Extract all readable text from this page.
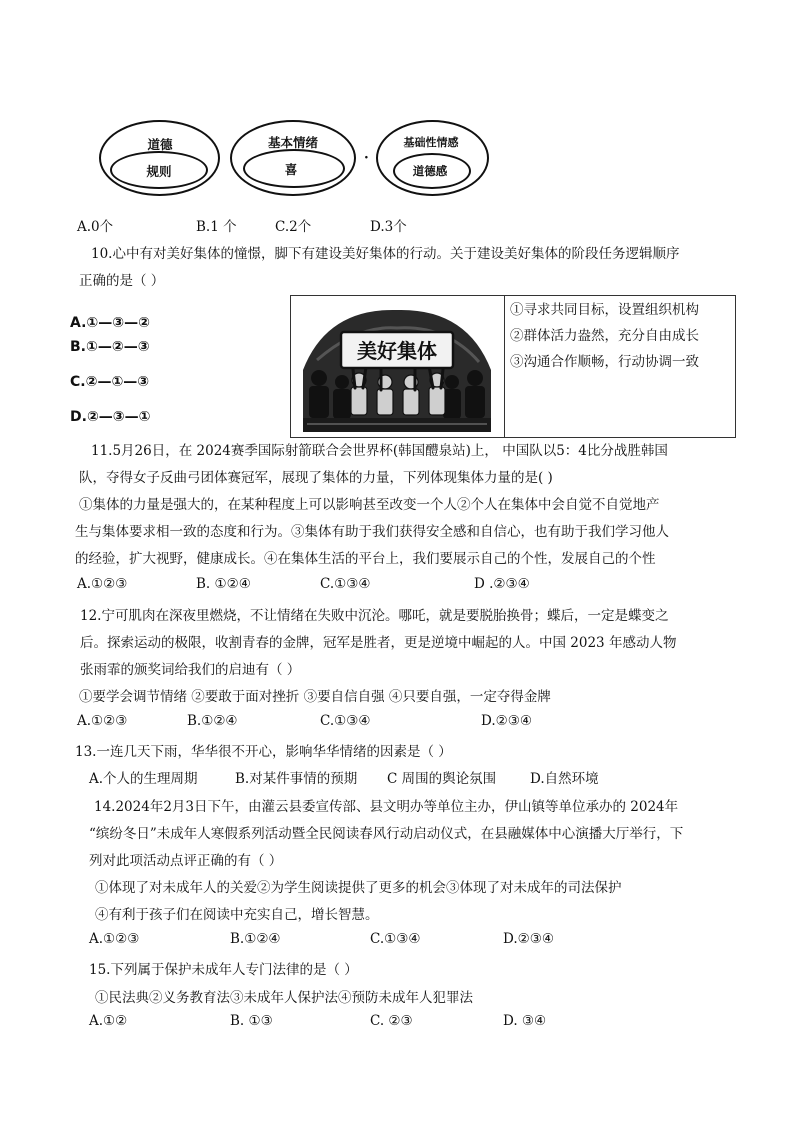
道德
规则
基本情绪
喜
·
基础性情感
道德感
A.0个	B.1 个	C.2个	D.3个
10.心中有对美好集体的憧憬，脚下有建设美好集体的行动。关于建设美好集体的阶段任务逻辑顺序
正确的是（ ）
A.①—③—②
B.①—②—③
C.②—①—③
D.②—③—①
美好集体
①寻求共同目标，设置组织机构
②群体活力盎然，充分自由成长
③沟通合作顺畅，行动协调一致
11.5月26日，在 2024赛季国际射箭联合会世界杯(韩国醴泉站)上， 中国队以5：4比分战胜韩国
队，夺得女子反曲弓团体赛冠军，展现了集体的力量，下列体现集体力量的是( )
①集体的力量是强大的，在某种程度上可以影响甚至改变一个人②个人在集体中会自觉不自觉地产
生与集体要求相一致的态度和行为。③集体有助于我们获得安全感和自信心，也有助于我们学习他人
的经验，扩大视野，健康成长。④在集体生活的平台上，我们要展示自己的个性，发展自己的个性
A.①②③	B. ①②④	C.①③④	D .②③④
12.宁可肌肉在深夜里燃烧，不让情绪在失败中沉沦。哪吒，就是要脱胎换骨；蝶后，一定是蝶变之
后。探索运动的极限，收割青春的金牌，冠军是胜者，更是逆境中崛起的人。中国 2023 年感动人物
张雨霏的颁奖词给我们的启迪有（ ）
①要学会调节情绪 ②要敢于面对挫折 ③要自信自强 ④只要自强，一定夺得金牌
A.①②③	B.①②④	C.①③④	D.②③④
13.一连几天下雨，华华很不开心，影响华华情绪的因素是（ ）
A.个人的生理周期	B.对某件事情的预期 C 周围的舆论氛围	D.自然环境
14.2024年2月3日下午，由灌云县委宣传部、县文明办等单位主办，伊山镇等单位承办的 2024年
“缤纷冬日”未成年人寒假系列活动暨全民阅读春风行动启动仪式，在县融媒体中心演播大厅举行，下
列对此项活动点评正确的有（ ）
①体现了对未成年人的关爱②为学生阅读提供了更多的机会③体现了对未成年的司法保护
④有利于孩子们在阅读中充实自己，增长智慧。
A.①②③	B.①②④	C.①③④	D.②③④
15.下列属于保护未成年人专门法律的是（ ）
①民法典②义务教育法③未成年人保护法④预防未成年人犯罪法
A.①②	B. ①③	C. ②③	D. ③④
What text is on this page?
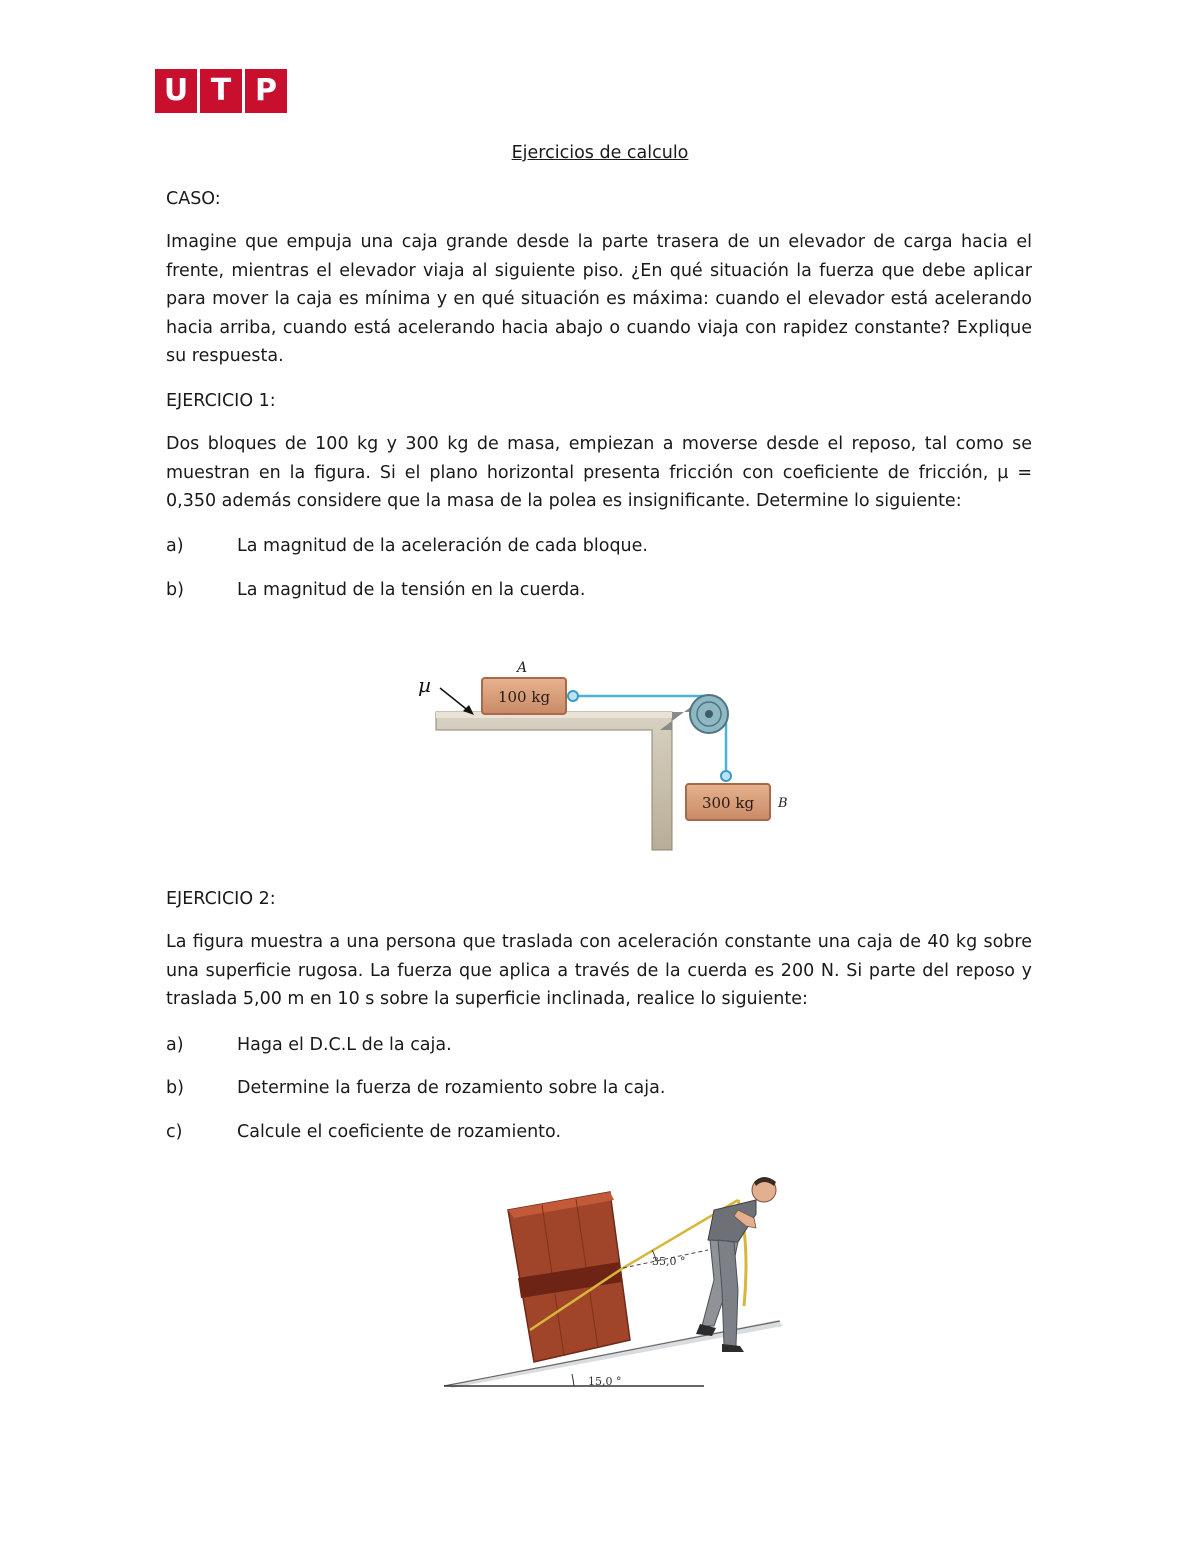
U T P
Ejercicios de calculo
CASO:
Imagine que empuja una caja grande desde la parte trasera de un elevador de carga hacia el frente, mientras el elevador viaja al siguiente piso. ¿En qué situación la fuerza que debe aplicar para mover la caja es mínima y en qué situación es máxima: cuando el elevador está acelerando hacia arriba, cuando está acelerando hacia abajo o cuando viaja con rapidez constante? Explique su respuesta.
EJERCICIO 1:
Dos bloques de 100 kg y 300 kg de masa, empiezan a moverse desde el reposo, tal como se muestran en la figura. Si el plano horizontal presenta fricción con coeficiente de fricción, µ = 0,350 además considere que la masa de la polea es insignificante. Determine lo siguiente:
a)	La magnitud de la aceleración de cada bloque.
b)	La magnitud de la tensión en la cuerda.
100 kg
A
300 kg B
µ
EJERCICIO 2:
La figura muestra a una persona que traslada con aceleración constante una caja de 40 kg sobre una superficie rugosa. La fuerza que aplica a través de la cuerda es 200 N. Si parte del reposo y traslada 5,00 m en 10 s sobre la superficie inclinada, realice lo siguiente:
a)	Haga el D.C.L de la caja.
b)	Determine la fuerza de rozamiento sobre la caja.
c)	Calcule el coeficiente de rozamiento.
15,0 °
35,0 °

......

Pick out and copy the lines of the material that include the word "sobre".

• _ANSWER TO THE PROBLEM_:
La figura muestra a una persona que traslada con aceleración constante una caja de 40 kg sobre una superficie rugosa. La fuerza que aplica a través de la cuerda es 200 N. Si parte del reposo y traslada 5,00 m en 10 s sobre la superficie inclinada, realice lo siguiente:
b)	Determine la fuerza de rozamiento sobre la caja.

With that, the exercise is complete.